[Description of the task]
Reproduce word for word the lines of the listing below, starting at its first line and ending at the line that contains "sidebar-item-integrations[interactable]: INTEGRAÇÕES Conecte", with both of those lines included.

— START Source data —

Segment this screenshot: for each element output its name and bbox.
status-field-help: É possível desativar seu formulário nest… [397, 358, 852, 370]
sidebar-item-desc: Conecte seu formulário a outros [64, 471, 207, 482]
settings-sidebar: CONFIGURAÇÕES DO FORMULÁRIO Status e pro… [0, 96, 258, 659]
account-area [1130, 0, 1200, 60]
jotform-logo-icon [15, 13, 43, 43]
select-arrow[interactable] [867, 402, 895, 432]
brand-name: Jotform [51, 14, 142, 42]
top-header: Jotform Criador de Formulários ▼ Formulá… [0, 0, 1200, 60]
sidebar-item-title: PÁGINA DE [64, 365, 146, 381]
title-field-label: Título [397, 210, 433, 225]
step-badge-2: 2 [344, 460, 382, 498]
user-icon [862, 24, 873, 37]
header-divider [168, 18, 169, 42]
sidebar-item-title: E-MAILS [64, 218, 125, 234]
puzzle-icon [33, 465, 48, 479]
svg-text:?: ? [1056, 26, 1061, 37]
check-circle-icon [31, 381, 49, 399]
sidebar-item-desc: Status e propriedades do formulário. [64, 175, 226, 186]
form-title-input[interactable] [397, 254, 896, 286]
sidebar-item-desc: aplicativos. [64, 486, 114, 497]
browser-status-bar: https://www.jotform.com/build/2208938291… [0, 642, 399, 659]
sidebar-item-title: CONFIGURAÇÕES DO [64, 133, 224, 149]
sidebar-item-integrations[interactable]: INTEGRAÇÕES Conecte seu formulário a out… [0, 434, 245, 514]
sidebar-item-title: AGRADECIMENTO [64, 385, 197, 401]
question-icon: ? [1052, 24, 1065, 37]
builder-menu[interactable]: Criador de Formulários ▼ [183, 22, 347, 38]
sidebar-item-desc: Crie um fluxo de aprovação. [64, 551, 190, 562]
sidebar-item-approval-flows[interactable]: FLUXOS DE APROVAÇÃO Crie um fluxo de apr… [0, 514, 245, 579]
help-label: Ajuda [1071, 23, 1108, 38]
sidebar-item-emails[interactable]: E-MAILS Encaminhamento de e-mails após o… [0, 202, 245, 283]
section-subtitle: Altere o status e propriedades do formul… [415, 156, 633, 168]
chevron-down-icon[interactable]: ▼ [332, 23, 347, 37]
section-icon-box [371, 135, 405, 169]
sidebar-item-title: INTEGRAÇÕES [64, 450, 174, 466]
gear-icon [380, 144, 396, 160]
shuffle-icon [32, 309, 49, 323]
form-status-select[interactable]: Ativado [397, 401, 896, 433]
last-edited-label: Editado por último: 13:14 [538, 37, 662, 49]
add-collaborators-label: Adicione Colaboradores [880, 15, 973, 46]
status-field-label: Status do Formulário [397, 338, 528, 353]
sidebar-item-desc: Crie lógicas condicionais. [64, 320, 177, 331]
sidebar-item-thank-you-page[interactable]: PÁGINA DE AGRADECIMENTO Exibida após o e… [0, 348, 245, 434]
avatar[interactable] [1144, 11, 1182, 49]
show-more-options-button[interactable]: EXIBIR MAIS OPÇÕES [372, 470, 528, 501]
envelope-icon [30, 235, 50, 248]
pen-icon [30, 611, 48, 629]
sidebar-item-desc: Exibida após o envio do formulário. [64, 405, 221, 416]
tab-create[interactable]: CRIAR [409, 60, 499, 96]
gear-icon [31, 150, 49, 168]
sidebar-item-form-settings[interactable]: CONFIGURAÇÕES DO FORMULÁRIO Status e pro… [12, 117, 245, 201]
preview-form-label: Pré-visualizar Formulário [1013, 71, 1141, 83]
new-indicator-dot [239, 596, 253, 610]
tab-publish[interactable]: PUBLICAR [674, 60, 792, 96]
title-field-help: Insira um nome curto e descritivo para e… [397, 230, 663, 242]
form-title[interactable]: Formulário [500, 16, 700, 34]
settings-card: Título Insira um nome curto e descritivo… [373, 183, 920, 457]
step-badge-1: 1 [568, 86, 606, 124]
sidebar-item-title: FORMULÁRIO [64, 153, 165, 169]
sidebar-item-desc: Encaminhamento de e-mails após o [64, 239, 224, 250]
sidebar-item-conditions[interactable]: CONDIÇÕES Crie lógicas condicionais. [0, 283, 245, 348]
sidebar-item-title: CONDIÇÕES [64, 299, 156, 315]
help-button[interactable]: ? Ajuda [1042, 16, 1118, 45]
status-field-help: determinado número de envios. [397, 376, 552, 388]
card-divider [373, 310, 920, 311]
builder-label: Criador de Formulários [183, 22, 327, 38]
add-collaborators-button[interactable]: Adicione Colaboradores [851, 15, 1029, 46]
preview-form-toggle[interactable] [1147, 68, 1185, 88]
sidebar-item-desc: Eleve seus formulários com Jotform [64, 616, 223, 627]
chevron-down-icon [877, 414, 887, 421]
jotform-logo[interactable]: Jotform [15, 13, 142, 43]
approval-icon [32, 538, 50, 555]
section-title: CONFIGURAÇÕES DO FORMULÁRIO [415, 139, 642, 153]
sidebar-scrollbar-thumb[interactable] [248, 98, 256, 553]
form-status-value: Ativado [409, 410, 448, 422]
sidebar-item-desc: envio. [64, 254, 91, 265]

— END Source data —

[The result]
Segment this screenshot: for each element output its name and bbox.
status-field-help: É possível desativar seu formulário nest… [397, 358, 852, 370]
sidebar-item-desc: Conecte seu formulário a outros [64, 471, 207, 482]
settings-sidebar: CONFIGURAÇÕES DO FORMULÁRIO Status e pro… [0, 96, 258, 659]
account-area [1130, 0, 1200, 60]
jotform-logo-icon [15, 13, 43, 43]
select-arrow[interactable] [867, 402, 895, 432]
brand-name: Jotform [51, 14, 142, 42]
top-header: Jotform Criador de Formulários ▼ Formulá… [0, 0, 1200, 60]
sidebar-item-title: PÁGINA DE [64, 365, 146, 381]
title-field-label: Título [397, 210, 433, 225]
step-badge-2: 2 [344, 460, 382, 498]
user-icon [862, 24, 873, 37]
header-divider [168, 18, 169, 42]
sidebar-item-title: E-MAILS [64, 218, 125, 234]
puzzle-icon [33, 465, 48, 479]
svg-text:?: ? [1056, 26, 1061, 37]
check-circle-icon [31, 381, 49, 399]
sidebar-item-desc: Status e propriedades do formulário. [64, 175, 226, 186]
form-title-input[interactable] [397, 254, 896, 286]
sidebar-item-desc: aplicativos. [64, 486, 114, 497]
browser-status-bar: https://www.jotform.com/build/2208938291… [0, 642, 399, 659]
sidebar-item-title: CONFIGURAÇÕES DO [64, 133, 224, 149]
sidebar-item-integrations[interactable]: INTEGRAÇÕES Conecte seu formulário a out… [0, 434, 245, 514]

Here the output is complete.